● **Aim**
Count the lines below that contain the string "contour", with case counting. Give only the number.

───

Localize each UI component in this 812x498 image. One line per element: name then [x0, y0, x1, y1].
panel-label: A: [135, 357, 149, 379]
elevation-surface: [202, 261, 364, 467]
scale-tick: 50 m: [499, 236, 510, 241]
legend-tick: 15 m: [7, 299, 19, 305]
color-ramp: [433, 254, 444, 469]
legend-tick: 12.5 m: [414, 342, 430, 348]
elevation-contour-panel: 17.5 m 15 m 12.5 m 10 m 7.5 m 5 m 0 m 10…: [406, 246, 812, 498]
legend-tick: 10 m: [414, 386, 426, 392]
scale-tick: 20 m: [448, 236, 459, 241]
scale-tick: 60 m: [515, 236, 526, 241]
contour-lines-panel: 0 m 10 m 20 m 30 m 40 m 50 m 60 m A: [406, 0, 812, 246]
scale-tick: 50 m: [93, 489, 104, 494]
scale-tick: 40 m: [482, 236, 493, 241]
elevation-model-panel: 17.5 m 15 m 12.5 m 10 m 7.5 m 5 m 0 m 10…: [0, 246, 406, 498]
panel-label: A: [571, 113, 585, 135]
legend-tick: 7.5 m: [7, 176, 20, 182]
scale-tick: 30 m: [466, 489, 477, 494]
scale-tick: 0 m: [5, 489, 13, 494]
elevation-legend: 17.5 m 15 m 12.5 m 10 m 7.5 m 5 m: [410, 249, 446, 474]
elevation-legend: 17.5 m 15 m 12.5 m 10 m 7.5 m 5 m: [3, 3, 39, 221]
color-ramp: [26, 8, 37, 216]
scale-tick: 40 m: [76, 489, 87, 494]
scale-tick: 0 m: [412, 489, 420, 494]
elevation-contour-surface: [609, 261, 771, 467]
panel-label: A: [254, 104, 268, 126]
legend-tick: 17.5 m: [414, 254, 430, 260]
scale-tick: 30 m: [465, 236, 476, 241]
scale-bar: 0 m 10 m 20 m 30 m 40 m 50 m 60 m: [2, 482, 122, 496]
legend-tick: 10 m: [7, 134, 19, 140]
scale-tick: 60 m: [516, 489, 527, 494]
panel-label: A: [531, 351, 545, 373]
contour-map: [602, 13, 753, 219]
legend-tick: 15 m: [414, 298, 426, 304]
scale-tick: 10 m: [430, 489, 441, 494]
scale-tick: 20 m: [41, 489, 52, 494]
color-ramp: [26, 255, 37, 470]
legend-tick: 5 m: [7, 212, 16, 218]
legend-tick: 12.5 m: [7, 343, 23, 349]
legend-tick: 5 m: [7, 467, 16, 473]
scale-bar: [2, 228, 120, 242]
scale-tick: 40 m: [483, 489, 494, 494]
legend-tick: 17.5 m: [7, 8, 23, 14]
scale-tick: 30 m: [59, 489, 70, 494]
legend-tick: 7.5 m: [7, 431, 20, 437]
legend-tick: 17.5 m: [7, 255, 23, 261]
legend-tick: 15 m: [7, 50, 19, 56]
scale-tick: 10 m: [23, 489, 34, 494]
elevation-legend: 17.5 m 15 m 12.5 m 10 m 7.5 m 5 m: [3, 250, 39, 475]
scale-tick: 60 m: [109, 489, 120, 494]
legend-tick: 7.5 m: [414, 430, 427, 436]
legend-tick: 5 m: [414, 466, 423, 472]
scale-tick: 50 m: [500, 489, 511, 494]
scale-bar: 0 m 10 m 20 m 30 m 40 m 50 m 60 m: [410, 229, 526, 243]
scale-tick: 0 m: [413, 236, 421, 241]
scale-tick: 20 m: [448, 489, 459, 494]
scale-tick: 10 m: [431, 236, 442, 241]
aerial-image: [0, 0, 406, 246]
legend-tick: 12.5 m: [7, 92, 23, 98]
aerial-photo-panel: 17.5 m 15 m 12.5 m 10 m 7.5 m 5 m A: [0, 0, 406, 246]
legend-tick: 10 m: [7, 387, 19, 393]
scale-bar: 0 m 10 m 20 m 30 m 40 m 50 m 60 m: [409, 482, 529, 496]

───

● **Finished task**
4